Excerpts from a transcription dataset
::::

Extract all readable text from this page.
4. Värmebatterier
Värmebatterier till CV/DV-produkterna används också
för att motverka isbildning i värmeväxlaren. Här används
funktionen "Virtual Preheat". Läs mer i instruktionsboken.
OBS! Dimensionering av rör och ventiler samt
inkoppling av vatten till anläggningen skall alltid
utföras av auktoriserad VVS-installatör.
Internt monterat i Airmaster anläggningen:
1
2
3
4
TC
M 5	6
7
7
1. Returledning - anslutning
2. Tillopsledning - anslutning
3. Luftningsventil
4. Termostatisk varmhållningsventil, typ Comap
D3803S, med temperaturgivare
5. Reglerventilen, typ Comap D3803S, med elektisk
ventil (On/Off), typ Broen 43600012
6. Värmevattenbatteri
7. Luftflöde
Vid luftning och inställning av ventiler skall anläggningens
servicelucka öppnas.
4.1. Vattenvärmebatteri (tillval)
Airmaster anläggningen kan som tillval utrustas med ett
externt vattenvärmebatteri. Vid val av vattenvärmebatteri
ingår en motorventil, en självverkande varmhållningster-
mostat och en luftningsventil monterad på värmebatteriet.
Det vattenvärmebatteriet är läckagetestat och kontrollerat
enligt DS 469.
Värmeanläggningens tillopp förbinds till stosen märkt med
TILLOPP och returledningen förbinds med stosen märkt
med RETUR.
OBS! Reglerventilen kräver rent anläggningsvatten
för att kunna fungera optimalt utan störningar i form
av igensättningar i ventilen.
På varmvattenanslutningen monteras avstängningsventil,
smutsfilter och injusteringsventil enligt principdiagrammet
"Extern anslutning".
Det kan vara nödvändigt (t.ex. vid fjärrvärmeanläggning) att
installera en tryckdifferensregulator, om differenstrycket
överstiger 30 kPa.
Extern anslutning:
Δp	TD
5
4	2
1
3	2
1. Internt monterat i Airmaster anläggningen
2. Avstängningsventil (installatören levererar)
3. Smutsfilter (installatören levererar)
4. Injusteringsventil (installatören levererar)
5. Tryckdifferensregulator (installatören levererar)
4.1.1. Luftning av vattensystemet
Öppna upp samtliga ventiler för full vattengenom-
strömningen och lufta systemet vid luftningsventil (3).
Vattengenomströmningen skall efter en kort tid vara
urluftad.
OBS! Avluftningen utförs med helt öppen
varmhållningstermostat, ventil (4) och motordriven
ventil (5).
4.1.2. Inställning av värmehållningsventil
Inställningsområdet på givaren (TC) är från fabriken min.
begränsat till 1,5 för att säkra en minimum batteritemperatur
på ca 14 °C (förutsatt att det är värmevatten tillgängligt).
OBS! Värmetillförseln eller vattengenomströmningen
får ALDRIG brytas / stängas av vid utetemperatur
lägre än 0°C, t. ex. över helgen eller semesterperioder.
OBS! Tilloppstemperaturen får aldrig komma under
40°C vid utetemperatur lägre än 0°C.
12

::::

▶ _Problem to work on_:
Provide the number of lines in the preceding entries that include the string "levererar", with no other words.

▶ _Exercise result_:
4